[Dataset items]
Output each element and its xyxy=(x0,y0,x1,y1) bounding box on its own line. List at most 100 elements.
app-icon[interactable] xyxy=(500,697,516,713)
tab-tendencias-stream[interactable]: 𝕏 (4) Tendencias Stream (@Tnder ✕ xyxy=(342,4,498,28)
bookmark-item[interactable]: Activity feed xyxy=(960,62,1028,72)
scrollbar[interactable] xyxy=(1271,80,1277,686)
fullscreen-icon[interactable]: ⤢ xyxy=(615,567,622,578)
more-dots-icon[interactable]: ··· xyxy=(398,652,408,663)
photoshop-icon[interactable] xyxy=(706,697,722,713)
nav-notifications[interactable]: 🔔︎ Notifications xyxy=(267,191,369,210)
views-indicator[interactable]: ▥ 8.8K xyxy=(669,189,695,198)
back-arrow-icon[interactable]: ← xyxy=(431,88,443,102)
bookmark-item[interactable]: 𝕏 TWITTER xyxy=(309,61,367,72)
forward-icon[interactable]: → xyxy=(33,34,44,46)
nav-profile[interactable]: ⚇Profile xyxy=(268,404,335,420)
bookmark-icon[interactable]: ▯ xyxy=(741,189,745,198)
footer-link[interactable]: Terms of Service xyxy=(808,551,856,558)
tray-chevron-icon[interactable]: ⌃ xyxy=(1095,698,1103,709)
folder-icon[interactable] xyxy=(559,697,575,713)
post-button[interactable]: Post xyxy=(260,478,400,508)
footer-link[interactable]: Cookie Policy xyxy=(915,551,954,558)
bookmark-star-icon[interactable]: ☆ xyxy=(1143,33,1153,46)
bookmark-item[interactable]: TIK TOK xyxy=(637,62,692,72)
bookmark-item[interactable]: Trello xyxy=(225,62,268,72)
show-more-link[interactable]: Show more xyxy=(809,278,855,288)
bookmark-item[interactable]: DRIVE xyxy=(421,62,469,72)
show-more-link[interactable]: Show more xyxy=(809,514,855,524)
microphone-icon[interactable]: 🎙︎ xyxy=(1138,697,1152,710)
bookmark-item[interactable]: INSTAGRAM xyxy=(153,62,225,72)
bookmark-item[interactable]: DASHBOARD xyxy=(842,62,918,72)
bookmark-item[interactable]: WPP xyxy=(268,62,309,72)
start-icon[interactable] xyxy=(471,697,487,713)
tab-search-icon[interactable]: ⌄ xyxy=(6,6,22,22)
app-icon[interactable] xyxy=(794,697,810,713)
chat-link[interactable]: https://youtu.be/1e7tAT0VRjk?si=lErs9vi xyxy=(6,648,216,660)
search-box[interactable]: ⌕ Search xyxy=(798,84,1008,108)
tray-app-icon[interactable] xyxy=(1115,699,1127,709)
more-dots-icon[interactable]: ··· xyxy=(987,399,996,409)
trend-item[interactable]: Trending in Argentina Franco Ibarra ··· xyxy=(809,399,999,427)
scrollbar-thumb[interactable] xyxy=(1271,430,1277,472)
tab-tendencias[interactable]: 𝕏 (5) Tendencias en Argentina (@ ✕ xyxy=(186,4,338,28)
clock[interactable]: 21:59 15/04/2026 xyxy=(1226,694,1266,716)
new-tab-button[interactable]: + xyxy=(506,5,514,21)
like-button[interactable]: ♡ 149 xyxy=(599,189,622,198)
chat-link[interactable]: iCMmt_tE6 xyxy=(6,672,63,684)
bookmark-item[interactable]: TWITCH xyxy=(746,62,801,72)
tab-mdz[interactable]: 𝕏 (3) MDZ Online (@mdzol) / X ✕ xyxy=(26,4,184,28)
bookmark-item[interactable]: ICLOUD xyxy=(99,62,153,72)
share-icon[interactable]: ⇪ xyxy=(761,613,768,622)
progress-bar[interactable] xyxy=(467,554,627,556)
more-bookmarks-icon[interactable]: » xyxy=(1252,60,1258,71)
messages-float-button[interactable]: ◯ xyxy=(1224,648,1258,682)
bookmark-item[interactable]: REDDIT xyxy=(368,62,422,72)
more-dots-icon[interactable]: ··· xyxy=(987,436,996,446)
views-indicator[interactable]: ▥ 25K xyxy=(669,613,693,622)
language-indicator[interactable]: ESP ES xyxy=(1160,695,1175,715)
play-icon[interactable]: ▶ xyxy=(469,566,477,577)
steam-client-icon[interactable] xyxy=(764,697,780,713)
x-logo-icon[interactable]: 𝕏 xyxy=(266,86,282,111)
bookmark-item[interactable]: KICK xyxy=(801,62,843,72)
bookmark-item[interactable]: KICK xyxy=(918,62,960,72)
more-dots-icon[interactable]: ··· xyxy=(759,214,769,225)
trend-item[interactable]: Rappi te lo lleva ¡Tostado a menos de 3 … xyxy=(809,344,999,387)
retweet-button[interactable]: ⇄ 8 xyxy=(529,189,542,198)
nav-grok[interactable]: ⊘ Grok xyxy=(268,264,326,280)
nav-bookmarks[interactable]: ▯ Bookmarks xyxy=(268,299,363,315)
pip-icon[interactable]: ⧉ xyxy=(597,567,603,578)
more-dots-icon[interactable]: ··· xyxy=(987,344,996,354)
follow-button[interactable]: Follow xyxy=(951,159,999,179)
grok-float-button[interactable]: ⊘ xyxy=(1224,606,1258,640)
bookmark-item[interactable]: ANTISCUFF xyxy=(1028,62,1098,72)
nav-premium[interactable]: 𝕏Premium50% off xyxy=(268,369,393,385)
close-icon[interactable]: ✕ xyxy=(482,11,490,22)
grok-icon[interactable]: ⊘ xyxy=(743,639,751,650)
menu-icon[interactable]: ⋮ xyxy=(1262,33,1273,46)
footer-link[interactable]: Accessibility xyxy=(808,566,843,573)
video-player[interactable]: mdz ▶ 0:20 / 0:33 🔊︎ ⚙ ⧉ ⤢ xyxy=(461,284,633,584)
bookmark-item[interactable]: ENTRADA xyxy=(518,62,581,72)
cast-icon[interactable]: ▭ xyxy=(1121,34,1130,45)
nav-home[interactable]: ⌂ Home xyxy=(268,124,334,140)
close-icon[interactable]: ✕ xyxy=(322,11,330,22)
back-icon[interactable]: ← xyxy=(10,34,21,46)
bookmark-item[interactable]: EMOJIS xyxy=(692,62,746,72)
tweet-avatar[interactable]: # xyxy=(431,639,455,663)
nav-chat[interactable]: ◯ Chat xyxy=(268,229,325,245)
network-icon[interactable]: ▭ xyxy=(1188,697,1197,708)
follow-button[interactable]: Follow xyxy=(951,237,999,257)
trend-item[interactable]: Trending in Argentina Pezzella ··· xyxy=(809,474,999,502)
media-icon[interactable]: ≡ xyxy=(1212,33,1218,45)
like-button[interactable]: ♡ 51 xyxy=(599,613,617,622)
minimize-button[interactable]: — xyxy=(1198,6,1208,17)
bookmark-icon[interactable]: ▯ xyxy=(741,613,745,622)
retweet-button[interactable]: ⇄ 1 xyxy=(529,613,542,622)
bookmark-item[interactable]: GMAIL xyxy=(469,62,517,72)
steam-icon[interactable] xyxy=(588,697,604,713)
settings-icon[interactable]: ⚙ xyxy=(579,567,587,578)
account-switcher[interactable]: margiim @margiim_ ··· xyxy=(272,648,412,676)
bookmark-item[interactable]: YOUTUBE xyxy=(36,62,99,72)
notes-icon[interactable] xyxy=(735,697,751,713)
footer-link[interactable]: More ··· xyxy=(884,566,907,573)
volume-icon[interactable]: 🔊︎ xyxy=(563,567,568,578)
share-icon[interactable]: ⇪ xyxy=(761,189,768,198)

[JOB]: Please retype every line of the records above, keeping each one unchanged.

[TASK SOLUTION]:
Output each element and its xyxy=(x0,y0,x1,y1) bounding box on its own line. List at most 100 elements.
app-icon[interactable] xyxy=(500,697,516,713)
tab-tendencias-stream[interactable]: 𝕏 (4) Tendencias Stream (@Tnder ✕ xyxy=(342,4,498,28)
bookmark-item[interactable]: Activity feed xyxy=(960,62,1028,72)
scrollbar[interactable] xyxy=(1271,80,1277,686)
fullscreen-icon[interactable]: ⤢ xyxy=(615,567,622,578)
more-dots-icon[interactable]: ··· xyxy=(398,652,408,663)
photoshop-icon[interactable] xyxy=(706,697,722,713)
nav-notifications[interactable]: 🔔︎ Notifications xyxy=(267,191,369,210)
views-indicator[interactable]: ▥ 8.8K xyxy=(669,189,695,198)
back-arrow-icon[interactable]: ← xyxy=(431,88,443,102)
bookmark-item[interactable]: 𝕏 TWITTER xyxy=(309,61,367,72)
forward-icon[interactable]: → xyxy=(33,34,44,46)
nav-profile[interactable]: ⚇Profile xyxy=(268,404,335,420)
bookmark-icon[interactable]: ▯ xyxy=(741,189,745,198)
footer-link[interactable]: Terms of Service xyxy=(808,551,856,558)
tray-chevron-icon[interactable]: ⌃ xyxy=(1095,698,1103,709)
folder-icon[interactable] xyxy=(559,697,575,713)
post-button[interactable]: Post xyxy=(260,478,400,508)
footer-link[interactable]: Cookie Policy xyxy=(915,551,954,558)
bookmark-star-icon[interactable]: ☆ xyxy=(1143,33,1153,46)
bookmark-item[interactable]: TIK TOK xyxy=(637,62,692,72)
bookmark-item[interactable]: Trello xyxy=(225,62,268,72)
show-more-link[interactable]: Show more xyxy=(809,278,855,288)
bookmark-item[interactable]: DRIVE xyxy=(421,62,469,72)
show-more-link[interactable]: Show more xyxy=(809,514,855,524)
microphone-icon[interactable]: 🎙︎ xyxy=(1138,697,1152,710)
bookmark-item[interactable]: INSTAGRAM xyxy=(153,62,225,72)
bookmark-item[interactable]: DASHBOARD xyxy=(842,62,918,72)
bookmark-item[interactable]: WPP xyxy=(268,62,309,72)
start-icon[interactable] xyxy=(471,697,487,713)
tab-search-icon[interactable]: ⌄ xyxy=(6,6,22,22)
app-icon[interactable] xyxy=(794,697,810,713)
chat-link[interactable]: https://youtu.be/1e7tAT0VRjk?si=lErs9vi xyxy=(6,648,216,660)
search-box[interactable]: ⌕ Search xyxy=(798,84,1008,108)
tray-app-icon[interactable] xyxy=(1115,699,1127,709)
more-dots-icon[interactable]: ··· xyxy=(987,399,996,409)
trend-item[interactable]: Trending in Argentina Franco Ibarra ··· xyxy=(809,399,999,427)
scrollbar-thumb[interactable] xyxy=(1271,430,1277,472)
tab-tendencias[interactable]: 𝕏 (5) Tendencias en Argentina (@ ✕ xyxy=(186,4,338,28)
clock[interactable]: 21:59 15/04/2026 xyxy=(1226,694,1266,716)
new-tab-button[interactable]: + xyxy=(506,5,514,21)
like-button[interactable]: ♡ 149 xyxy=(599,189,622,198)
chat-link[interactable]: iCMmt_tE6 xyxy=(6,672,63,684)
bookmark-item[interactable]: TWITCH xyxy=(746,62,801,72)
tab-mdz[interactable]: 𝕏 (3) MDZ Online (@mdzol) / X ✕ xyxy=(26,4,184,28)
bookmark-item[interactable]: ICLOUD xyxy=(99,62,153,72)
share-icon[interactable]: ⇪ xyxy=(761,613,768,622)
progress-bar[interactable] xyxy=(467,554,627,556)
more-bookmarks-icon[interactable]: » xyxy=(1252,60,1258,71)
messages-float-button[interactable]: ◯ xyxy=(1224,648,1258,682)
bookmark-item[interactable]: REDDIT xyxy=(368,62,422,72)
more-dots-icon[interactable]: ··· xyxy=(987,436,996,446)
views-indicator[interactable]: ▥ 25K xyxy=(669,613,693,622)
language-indicator[interactable]: ESP ES xyxy=(1160,695,1175,715)
play-icon[interactable]: ▶ xyxy=(469,566,477,577)
steam-client-icon[interactable] xyxy=(764,697,780,713)
x-logo-icon[interactable]: 𝕏 xyxy=(266,86,282,111)
bookmark-item[interactable]: KICK xyxy=(801,62,843,72)
bookmark-item[interactable]: KICK xyxy=(918,62,960,72)
more-dots-icon[interactable]: ··· xyxy=(759,214,769,225)
trend-item[interactable]: Rappi te lo lleva ¡Tostado a menos de 3 … xyxy=(809,344,999,387)
retweet-button[interactable]: ⇄ 8 xyxy=(529,189,542,198)
nav-grok[interactable]: ⊘ Grok xyxy=(268,264,326,280)
nav-bookmarks[interactable]: ▯ Bookmarks xyxy=(268,299,363,315)
pip-icon[interactable]: ⧉ xyxy=(597,567,603,578)
more-dots-icon[interactable]: ··· xyxy=(987,344,996,354)
follow-button[interactable]: Follow xyxy=(951,159,999,179)
grok-float-button[interactable]: ⊘ xyxy=(1224,606,1258,640)
bookmark-item[interactable]: ANTISCUFF xyxy=(1028,62,1098,72)
nav-premium[interactable]: 𝕏Premium50% off xyxy=(268,369,393,385)
close-icon[interactable]: ✕ xyxy=(482,11,490,22)
grok-icon[interactable]: ⊘ xyxy=(743,639,751,650)
menu-icon[interactable]: ⋮ xyxy=(1262,33,1273,46)
footer-link[interactable]: Accessibility xyxy=(808,566,843,573)
video-player[interactable]: mdz ▶ 0:20 / 0:33 🔊︎ ⚙ ⧉ ⤢ xyxy=(461,284,633,584)
bookmark-item[interactable]: ENTRADA xyxy=(518,62,581,72)
cast-icon[interactable]: ▭ xyxy=(1121,34,1130,45)
nav-home[interactable]: ⌂ Home xyxy=(268,124,334,140)
close-icon[interactable]: ✕ xyxy=(322,11,330,22)
back-icon[interactable]: ← xyxy=(10,34,21,46)
bookmark-item[interactable]: EMOJIS xyxy=(692,62,746,72)
tweet-avatar[interactable]: # xyxy=(431,639,455,663)
nav-chat[interactable]: ◯ Chat xyxy=(268,229,325,245)
network-icon[interactable]: ▭ xyxy=(1188,697,1197,708)
follow-button[interactable]: Follow xyxy=(951,237,999,257)
trend-item[interactable]: Trending in Argentina Pezzella ··· xyxy=(809,474,999,502)
media-icon[interactable]: ≡ xyxy=(1212,33,1218,45)
like-button[interactable]: ♡ 51 xyxy=(599,613,617,622)
minimize-button[interactable]: — xyxy=(1198,6,1208,17)
bookmark-icon[interactable]: ▯ xyxy=(741,613,745,622)
retweet-button[interactable]: ⇄ 1 xyxy=(529,613,542,622)
bookmark-item[interactable]: GMAIL xyxy=(469,62,517,72)
steam-icon[interactable] xyxy=(588,697,604,713)
settings-icon[interactable]: ⚙ xyxy=(579,567,587,578)
account-switcher[interactable]: margiim @margiim_ ··· xyxy=(272,648,412,676)
bookmark-item[interactable]: YOUTUBE xyxy=(36,62,99,72)
notes-icon[interactable] xyxy=(735,697,751,713)
footer-link[interactable]: More ··· xyxy=(884,566,907,573)
volume-icon[interactable]: 🔊︎ xyxy=(563,567,568,578)
share-icon[interactable]: ⇪ xyxy=(761,189,768,198)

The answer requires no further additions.